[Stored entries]
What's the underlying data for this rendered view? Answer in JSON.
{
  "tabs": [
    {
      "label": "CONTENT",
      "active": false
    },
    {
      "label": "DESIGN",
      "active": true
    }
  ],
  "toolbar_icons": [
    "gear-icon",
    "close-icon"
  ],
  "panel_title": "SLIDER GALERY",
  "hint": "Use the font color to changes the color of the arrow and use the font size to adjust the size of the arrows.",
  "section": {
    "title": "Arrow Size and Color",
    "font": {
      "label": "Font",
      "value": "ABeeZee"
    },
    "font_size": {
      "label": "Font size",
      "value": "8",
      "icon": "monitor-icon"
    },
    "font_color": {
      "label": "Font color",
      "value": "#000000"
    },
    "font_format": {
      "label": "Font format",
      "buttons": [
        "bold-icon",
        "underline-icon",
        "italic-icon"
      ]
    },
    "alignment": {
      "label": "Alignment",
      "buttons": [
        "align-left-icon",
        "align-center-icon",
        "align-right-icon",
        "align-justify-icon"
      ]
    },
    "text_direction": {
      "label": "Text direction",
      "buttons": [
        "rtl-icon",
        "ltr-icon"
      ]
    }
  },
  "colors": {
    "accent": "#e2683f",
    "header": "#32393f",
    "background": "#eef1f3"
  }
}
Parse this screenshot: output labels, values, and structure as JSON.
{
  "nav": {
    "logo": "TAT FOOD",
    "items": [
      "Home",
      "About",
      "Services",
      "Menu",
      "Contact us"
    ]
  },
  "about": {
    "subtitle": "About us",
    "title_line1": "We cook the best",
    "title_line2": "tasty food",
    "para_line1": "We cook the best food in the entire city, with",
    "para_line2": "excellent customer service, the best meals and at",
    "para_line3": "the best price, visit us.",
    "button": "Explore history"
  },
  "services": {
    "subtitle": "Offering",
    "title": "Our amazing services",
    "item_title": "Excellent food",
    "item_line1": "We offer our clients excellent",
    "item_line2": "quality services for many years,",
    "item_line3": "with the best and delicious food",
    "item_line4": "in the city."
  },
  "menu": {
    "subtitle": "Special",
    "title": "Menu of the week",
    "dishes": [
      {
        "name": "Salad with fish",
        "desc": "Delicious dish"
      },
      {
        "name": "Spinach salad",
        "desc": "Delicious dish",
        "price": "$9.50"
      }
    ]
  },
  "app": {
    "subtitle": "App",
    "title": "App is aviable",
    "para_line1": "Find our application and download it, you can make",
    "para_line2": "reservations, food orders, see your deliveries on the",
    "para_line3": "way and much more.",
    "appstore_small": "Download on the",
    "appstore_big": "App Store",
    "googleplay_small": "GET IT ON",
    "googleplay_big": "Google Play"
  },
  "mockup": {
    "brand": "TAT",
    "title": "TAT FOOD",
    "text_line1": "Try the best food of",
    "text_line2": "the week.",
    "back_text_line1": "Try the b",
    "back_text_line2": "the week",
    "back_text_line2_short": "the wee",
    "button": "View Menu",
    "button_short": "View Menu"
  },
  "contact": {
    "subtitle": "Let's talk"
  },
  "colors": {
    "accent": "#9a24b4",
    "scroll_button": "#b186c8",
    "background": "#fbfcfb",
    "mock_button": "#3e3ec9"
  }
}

— Problem description —
Which lines include the word "background"? List them all.

— Written answer —
    "background": "#eef1f3"
    "background": "#fbfcfb",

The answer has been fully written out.